§ **Exercise aim**: Your task is to output all the records below, word for word.

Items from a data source
· · · · ·
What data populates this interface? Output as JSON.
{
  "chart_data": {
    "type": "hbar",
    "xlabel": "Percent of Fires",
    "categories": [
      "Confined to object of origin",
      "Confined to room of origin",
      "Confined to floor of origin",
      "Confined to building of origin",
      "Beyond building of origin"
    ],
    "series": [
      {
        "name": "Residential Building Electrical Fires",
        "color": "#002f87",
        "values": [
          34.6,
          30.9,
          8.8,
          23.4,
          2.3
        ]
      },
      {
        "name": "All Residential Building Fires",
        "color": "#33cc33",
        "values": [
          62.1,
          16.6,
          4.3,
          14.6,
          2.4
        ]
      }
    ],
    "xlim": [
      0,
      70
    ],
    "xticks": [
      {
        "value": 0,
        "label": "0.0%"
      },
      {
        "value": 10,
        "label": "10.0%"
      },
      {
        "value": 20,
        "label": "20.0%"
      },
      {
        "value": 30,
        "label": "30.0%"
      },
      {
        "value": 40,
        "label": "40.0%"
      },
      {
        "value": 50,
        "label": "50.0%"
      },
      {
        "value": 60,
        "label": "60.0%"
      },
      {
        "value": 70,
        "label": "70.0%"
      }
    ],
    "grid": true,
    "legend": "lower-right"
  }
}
· · · · ·
§ **Exercise result**:
What data populates this interface? Output as JSON.
{
  "chart_data": {
    "type": "hbar",
    "xlabel": "Percent of Fires",
    "categories": [
      "Confined to object of origin",
      "Confined to room of origin",
      "Confined to floor of origin",
      "Confined to building of origin",
      "Beyond building of origin"
    ],
    "series": [
      {
        "name": "Residential Building Electrical Fires",
        "color": "#002f87",
        "values": [
          34.6,
          30.9,
          8.8,
          23.4,
          2.3
        ]
      },
      {
        "name": "All Residential Building Fires",
        "color": "#33cc33",
        "values": [
          62.1,
          16.6,
          4.3,
          14.6,
          2.4
        ]
      }
    ],
    "xlim": [
      0,
      70
    ],
    "xticks": [
      {
        "value": 0,
        "label": "0.0%"
      },
      {
        "value": 10,
        "label": "10.0%"
      },
      {
        "value": 20,
        "label": "20.0%"
      },
      {
        "value": 30,
        "label": "30.0%"
      },
      {
        "value": 40,
        "label": "40.0%"
      },
      {
        "value": 50,
        "label": "50.0%"
      },
      {
        "value": 60,
        "label": "60.0%"
      },
      {
        "value": 70,
        "label": "70.0%"
      }
    ],
    "grid": true,
    "legend": "lower-right"
  }
}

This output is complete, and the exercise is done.